> **TASK BRIEF**
Go through the records below line by line. Count the lines with "JSON" and give the count alone.

################

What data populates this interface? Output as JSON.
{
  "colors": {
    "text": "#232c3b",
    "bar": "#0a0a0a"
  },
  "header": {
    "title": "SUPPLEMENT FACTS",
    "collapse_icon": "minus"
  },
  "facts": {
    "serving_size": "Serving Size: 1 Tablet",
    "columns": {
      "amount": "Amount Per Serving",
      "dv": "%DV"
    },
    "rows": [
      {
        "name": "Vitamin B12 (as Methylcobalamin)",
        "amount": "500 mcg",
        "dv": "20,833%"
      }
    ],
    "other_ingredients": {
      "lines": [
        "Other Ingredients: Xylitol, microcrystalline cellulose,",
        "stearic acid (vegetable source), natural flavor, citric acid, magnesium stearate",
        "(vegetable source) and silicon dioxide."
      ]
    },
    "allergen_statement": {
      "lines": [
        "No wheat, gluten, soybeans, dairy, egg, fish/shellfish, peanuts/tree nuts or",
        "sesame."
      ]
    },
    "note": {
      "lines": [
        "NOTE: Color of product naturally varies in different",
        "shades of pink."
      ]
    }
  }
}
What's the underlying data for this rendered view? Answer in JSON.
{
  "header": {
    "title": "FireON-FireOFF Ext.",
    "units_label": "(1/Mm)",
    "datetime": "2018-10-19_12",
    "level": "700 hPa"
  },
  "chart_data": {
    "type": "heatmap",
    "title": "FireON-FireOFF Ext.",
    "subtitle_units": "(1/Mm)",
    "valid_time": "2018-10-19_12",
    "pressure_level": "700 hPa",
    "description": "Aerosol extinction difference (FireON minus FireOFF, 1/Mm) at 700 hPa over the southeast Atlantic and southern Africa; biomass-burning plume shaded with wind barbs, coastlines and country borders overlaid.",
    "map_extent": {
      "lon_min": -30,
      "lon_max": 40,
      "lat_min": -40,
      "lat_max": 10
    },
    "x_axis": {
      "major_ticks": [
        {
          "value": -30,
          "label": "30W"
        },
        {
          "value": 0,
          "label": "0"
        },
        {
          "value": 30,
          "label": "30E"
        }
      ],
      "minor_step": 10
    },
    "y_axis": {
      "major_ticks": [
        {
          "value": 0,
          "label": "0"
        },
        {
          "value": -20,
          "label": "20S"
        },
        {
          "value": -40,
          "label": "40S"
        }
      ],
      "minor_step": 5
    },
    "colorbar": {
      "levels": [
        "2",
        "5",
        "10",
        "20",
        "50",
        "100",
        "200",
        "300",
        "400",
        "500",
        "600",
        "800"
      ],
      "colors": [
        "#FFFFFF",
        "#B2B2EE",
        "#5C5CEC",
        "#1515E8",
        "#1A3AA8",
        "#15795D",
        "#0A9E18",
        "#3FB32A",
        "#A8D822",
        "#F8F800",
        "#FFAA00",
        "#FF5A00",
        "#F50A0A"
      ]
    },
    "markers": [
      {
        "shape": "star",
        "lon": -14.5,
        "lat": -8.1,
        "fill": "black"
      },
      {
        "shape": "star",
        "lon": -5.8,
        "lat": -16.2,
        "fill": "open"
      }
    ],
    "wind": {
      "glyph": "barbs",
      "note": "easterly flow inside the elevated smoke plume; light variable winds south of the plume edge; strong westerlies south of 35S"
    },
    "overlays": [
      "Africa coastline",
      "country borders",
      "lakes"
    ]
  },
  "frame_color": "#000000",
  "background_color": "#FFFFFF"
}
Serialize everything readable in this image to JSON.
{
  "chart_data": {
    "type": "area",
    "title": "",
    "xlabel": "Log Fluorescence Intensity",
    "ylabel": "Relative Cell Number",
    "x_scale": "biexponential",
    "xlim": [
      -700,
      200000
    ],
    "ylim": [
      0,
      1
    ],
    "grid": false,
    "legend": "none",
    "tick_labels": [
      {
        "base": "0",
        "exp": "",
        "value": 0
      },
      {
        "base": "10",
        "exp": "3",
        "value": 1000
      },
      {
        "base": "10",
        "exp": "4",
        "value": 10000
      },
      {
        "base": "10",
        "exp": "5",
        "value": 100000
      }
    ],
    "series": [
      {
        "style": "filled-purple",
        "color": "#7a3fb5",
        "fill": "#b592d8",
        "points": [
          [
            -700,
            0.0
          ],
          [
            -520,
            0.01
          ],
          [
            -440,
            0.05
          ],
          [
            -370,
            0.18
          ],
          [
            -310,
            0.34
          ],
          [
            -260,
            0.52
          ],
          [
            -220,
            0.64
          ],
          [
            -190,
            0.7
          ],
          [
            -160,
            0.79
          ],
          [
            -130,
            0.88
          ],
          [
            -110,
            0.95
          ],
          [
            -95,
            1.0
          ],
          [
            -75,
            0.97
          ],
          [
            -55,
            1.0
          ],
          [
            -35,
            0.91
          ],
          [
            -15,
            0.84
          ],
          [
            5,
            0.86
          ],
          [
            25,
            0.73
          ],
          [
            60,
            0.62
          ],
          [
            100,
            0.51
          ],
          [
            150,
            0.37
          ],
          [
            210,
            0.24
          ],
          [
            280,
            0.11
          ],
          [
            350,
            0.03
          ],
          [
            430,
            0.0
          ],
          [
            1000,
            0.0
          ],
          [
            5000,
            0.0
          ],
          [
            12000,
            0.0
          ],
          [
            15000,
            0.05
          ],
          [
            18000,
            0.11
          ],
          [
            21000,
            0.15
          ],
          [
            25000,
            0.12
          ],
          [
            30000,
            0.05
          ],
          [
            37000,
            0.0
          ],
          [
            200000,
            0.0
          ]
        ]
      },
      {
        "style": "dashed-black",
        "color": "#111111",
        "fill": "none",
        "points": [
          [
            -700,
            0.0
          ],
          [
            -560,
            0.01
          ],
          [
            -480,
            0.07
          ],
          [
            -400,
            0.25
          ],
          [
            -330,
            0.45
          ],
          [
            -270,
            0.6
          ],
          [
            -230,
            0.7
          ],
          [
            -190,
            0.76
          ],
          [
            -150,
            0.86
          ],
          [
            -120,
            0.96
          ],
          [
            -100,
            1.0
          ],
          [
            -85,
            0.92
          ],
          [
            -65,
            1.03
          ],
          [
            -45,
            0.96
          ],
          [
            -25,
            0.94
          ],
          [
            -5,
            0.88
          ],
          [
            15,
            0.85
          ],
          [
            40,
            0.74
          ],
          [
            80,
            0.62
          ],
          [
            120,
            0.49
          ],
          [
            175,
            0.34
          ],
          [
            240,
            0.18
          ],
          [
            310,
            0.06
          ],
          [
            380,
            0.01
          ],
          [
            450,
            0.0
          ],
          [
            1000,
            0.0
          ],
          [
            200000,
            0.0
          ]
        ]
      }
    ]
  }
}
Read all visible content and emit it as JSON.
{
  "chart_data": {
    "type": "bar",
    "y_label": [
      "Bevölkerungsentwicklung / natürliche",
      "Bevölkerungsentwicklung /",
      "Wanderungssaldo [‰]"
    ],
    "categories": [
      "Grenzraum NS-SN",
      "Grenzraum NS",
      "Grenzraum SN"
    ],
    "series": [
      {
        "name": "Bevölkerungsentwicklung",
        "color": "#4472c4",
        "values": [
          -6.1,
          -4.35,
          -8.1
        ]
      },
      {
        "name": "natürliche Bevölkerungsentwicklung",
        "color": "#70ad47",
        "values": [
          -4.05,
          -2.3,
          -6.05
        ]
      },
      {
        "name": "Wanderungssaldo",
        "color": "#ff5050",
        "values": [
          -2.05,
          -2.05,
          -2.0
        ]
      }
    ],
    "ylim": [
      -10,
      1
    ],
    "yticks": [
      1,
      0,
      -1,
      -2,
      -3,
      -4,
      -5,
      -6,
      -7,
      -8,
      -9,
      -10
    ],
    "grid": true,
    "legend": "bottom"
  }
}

################

> **TASK OUTPUT**
4